### EXERCISE OBJECTIVE
Copy each line where the word "Book" occurs.

### AVAILABLE RECORDS
---------------

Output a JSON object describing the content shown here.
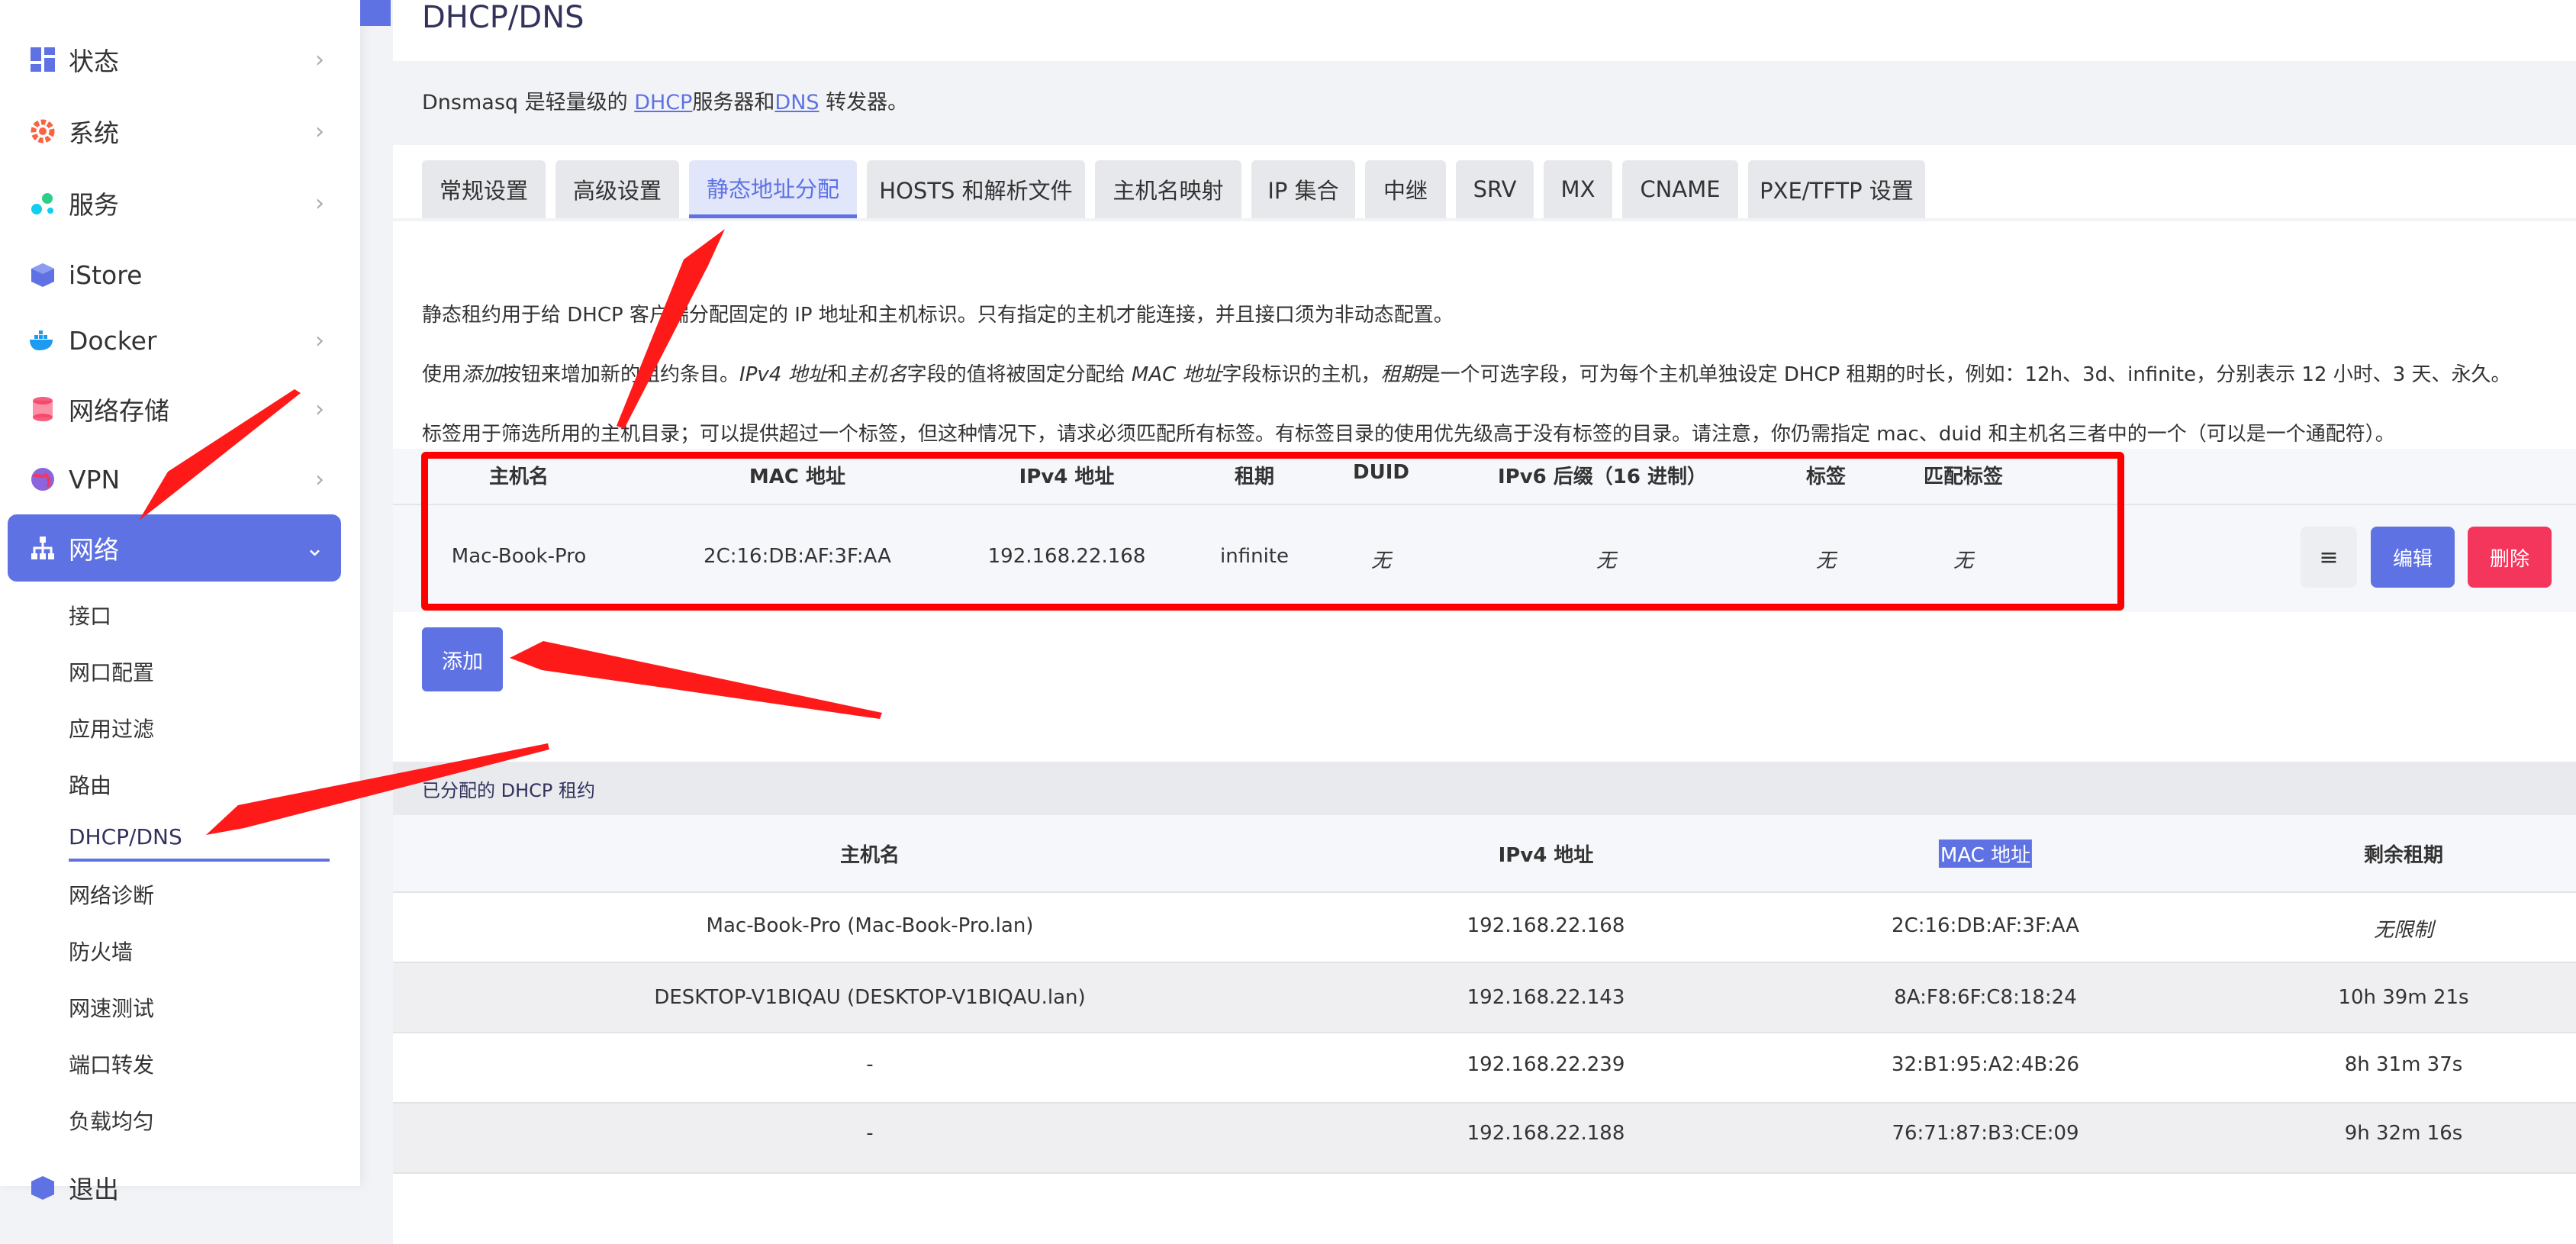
{
  "sidebar": {
    "items": [
      {
        "label": "状态",
        "icon": "dashboard-icon"
      },
      {
        "label": "系统",
        "icon": "gear-icon"
      },
      {
        "label": "服务",
        "icon": "puzzle-icon"
      },
      {
        "label": "iStore",
        "icon": "box-icon"
      },
      {
        "label": "Docker",
        "icon": "whale-icon"
      },
      {
        "label": "网络存储",
        "icon": "database-icon"
      },
      {
        "label": "VPN",
        "icon": "globe-icon"
      },
      {
        "label": "网络",
        "icon": "network-icon"
      }
    ],
    "sub_items": [
      "接口",
      "网口配置",
      "应用过滤",
      "路由",
      "DHCP/DNS",
      "网络诊断",
      "防火墙",
      "网速测试",
      "端口转发",
      "负载均匀",
      "退出"
    ],
    "accent": "#5e72e4"
  },
  "page": {
    "title": "DHCP/DNS",
    "desc_prefix": "Dnsmasq 是轻量级的 ",
    "desc_link1": "DHCP",
    "desc_mid": "服务器和",
    "desc_link2": "DNS",
    "desc_suffix": " 转发器。"
  },
  "tabs": [
    "常规设置",
    "高级设置",
    "静态地址分配",
    "HOSTS 和解析文件",
    "主机名映射",
    "IP 集合",
    "中继",
    "SRV",
    "MX",
    "CNAME",
    "PXE/TFTP 设置"
  ],
  "info": {
    "line1": "静态租约用于给 DHCP 客户端分配固定的 IP 地址和主机标识。只有指定的主机才能连接，并且接口须为非动态配置。",
    "line2_a": "使用",
    "line2_b": "添加",
    "line2_c": "按钮来增加新的租约条目。",
    "line2_d": "IPv4 地址",
    "line2_e": "和",
    "line2_f": "主机名",
    "line2_g": "字段的值将被固定分配给 ",
    "line2_h": "MAC 地址",
    "line2_i": "字段标识的主机，",
    "line2_j": "租期",
    "line2_k": "是一个可选字段，可为每个主机单独设定 DHCP 租期的时长，例如：12h、3d、infinite，分别表示 12 小时、3 天、永久。",
    "line3": "标签用于筛选所用的主机目录；可以提供超过一个标签，但这种情况下，请求必须匹配所有标签。有标签目录的使用优先级高于没有标签的目录。请注意，你仍需指定 mac、duid 和主机名三者中的一个（可以是一个通配符）。"
  },
  "static_leases": {
    "headers": [
      "主机名",
      "MAC 地址",
      "IPv4 地址",
      "租期",
      "DUID",
      "IPv6 后缀（16 进制）",
      "标签",
      "匹配标签"
    ],
    "rows": [
      [
        "Mac-Book-Pro",
        "2C:16:DB:AF:3F:AA",
        "192.168.22.168",
        "infinite",
        "无",
        "无",
        "无",
        "无"
      ]
    ],
    "menu_label": "≡",
    "edit_label": "编辑",
    "delete_label": "删除",
    "add_label": "添加"
  },
  "dhcp_leases": {
    "title": "已分配的 DHCP 租约",
    "headers": [
      "主机名",
      "IPv4 地址",
      "MAC 地址",
      "剩余租期"
    ],
    "rows": [
      [
        "Mac-Book-Pro (Mac-Book-Pro.lan)",
        "192.168.22.168",
        "2C:16:DB:AF:3F:AA",
        "无限制"
      ],
      [
        "DESKTOP-V1BIQAU (DESKTOP-V1BIQAU.lan)",
        "192.168.22.143",
        "8A:F8:6F:C8:18:24",
        "10h 39m 21s"
      ],
      [
        "-",
        "192.168.22.239",
        "32:B1:95:A2:4B:26",
        "8h 31m 37s"
      ],
      [
        "-",
        "192.168.22.188",
        "76:71:87:B3:CE:09",
        "9h 32m 16s"
      ]
    ]
  },
  "annotation_color": "#ff0000"
}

---------------

### COMPLETE ANSWER
        "Mac-Book-Pro",
        "Mac-Book-Pro (Mac-Book-Pro.lan)",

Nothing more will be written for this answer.